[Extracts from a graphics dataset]
════
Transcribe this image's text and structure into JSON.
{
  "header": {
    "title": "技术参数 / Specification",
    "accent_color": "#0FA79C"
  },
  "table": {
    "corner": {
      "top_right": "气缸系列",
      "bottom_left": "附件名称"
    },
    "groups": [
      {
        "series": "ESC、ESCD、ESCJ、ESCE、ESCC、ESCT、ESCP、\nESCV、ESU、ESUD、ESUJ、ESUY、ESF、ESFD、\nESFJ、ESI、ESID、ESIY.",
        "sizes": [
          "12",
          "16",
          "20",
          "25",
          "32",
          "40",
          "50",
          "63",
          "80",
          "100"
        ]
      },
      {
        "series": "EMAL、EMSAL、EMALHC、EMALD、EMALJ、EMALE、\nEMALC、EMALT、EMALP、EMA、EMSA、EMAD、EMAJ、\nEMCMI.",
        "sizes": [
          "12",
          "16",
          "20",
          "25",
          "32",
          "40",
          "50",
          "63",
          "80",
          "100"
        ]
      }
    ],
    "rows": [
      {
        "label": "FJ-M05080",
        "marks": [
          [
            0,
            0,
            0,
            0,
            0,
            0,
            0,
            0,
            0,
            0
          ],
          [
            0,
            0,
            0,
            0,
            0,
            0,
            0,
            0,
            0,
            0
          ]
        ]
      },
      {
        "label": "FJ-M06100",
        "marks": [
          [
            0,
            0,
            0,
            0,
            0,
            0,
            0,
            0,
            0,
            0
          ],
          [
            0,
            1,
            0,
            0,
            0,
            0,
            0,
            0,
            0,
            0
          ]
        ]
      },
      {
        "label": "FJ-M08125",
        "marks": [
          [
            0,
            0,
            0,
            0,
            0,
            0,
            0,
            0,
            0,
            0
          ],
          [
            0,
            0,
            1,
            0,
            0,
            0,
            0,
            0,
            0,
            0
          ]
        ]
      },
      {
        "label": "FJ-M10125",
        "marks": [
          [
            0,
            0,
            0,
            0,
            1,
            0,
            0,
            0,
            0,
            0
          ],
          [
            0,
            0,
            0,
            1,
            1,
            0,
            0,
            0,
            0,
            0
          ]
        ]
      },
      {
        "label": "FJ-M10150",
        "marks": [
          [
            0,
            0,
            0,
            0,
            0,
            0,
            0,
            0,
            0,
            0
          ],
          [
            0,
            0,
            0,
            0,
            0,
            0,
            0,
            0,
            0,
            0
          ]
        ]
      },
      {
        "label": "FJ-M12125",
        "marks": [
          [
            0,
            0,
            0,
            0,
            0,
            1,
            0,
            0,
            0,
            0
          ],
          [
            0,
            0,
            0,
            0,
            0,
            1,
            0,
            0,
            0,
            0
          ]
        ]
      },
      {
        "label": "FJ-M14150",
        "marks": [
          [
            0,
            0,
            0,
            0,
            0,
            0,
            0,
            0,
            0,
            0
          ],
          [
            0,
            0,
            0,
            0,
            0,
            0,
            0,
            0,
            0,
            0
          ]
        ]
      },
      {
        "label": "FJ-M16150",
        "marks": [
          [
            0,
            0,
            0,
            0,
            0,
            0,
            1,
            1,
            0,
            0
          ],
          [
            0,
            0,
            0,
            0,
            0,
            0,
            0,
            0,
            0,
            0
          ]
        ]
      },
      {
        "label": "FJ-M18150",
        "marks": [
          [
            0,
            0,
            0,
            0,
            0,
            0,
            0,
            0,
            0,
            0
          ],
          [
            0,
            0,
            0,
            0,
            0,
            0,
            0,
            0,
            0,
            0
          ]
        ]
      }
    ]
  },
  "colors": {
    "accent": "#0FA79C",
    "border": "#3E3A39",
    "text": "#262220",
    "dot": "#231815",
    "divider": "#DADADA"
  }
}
════
(WHAT IS NEEDED): Extract each line holding the string "label".

(RESULT):
        "label": "FJ-M05080",
        "label": "FJ-M06100",
        "label": "FJ-M08125",
        "label": "FJ-M10125",
        "label": "FJ-M10150",
        "label": "FJ-M12125",
        "label": "FJ-M14150",
        "label": "FJ-M16150",
        "label": "FJ-M18150",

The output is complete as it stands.